Records for the exercise:
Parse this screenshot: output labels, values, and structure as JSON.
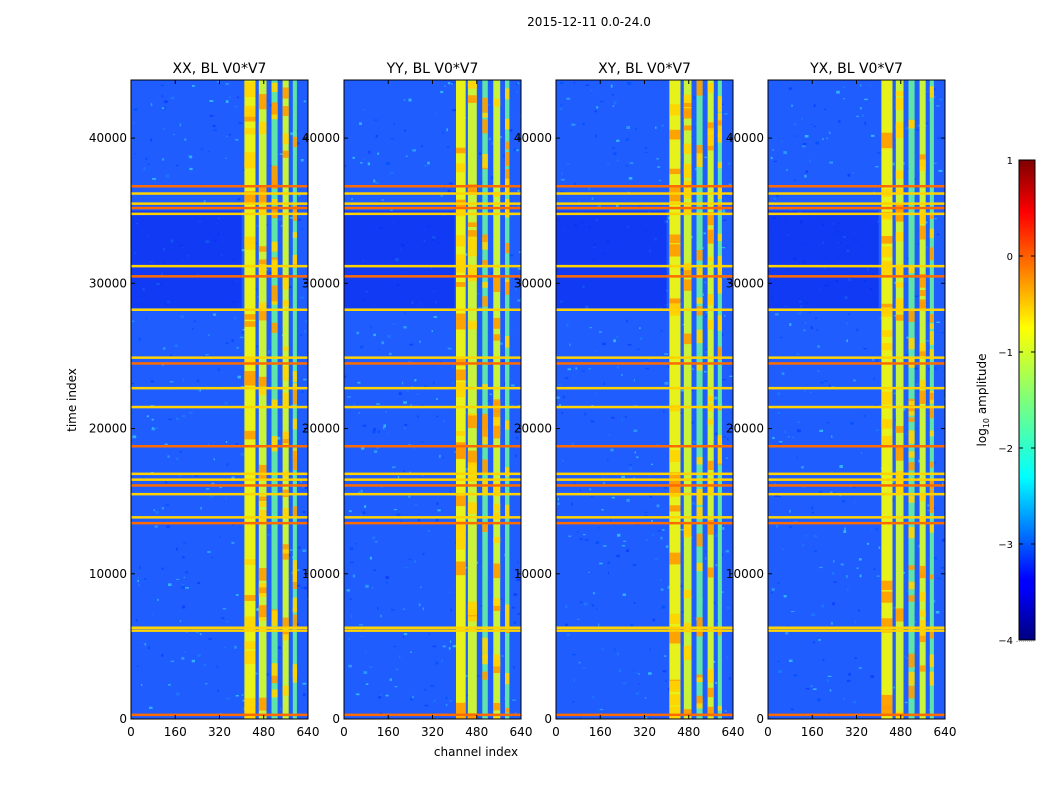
{
  "chart_data": {
    "type": "heatmap",
    "suptitle": "2015-12-11 0.0-24.0",
    "xlabel": "channel index",
    "ylabel": "time index",
    "xlim": [
      0,
      640
    ],
    "ylim": [
      0,
      44000
    ],
    "xticks": [
      0,
      160,
      320,
      480,
      640
    ],
    "yticks": [
      0,
      10000,
      20000,
      30000,
      40000
    ],
    "panels": [
      {
        "title": "XX, BL V0*V7",
        "strong_bands": [
          [
            410,
            450
          ],
          [
            462,
            490
          ],
          [
            508,
            530
          ],
          [
            548,
            570
          ],
          [
            585,
            600
          ]
        ]
      },
      {
        "title": "YY, BL V0*V7",
        "strong_bands": [
          [
            405,
            440
          ],
          [
            448,
            480
          ],
          [
            500,
            520
          ],
          [
            540,
            565
          ],
          [
            582,
            598
          ]
        ]
      },
      {
        "title": "XY, BL V0*V7",
        "strong_bands": [
          [
            410,
            450
          ],
          [
            462,
            490
          ],
          [
            508,
            530
          ],
          [
            548,
            570
          ],
          [
            585,
            600
          ]
        ]
      },
      {
        "title": "YX, BL V0*V7",
        "strong_bands": [
          [
            410,
            450
          ],
          [
            462,
            490
          ],
          [
            508,
            530
          ],
          [
            548,
            570
          ],
          [
            585,
            600
          ]
        ]
      }
    ],
    "rfi_time_rows": [
      300,
      6100,
      6300,
      13500,
      13900,
      15500,
      16100,
      16500,
      16900,
      18800,
      21500,
      22800,
      24500,
      24900,
      28200,
      30500,
      31200,
      34800,
      35200,
      35500,
      36200,
      36700
    ],
    "colorbar": {
      "label": "log10 amplitude",
      "label_prefix": "log",
      "label_sub": "10",
      "label_suffix": " amplitude",
      "range": [
        -4,
        1
      ],
      "ticks": [
        1,
        0,
        -1,
        -2,
        -3,
        -4
      ],
      "tick_labels": [
        "1",
        "0",
        "−1",
        "−2",
        "−3",
        "−4"
      ],
      "colormap": "jet"
    }
  }
}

Given exercise: Copy each line that contains the word "index".

Exercise response:
    "xlabel": "channel index",
    "ylabel": "time index",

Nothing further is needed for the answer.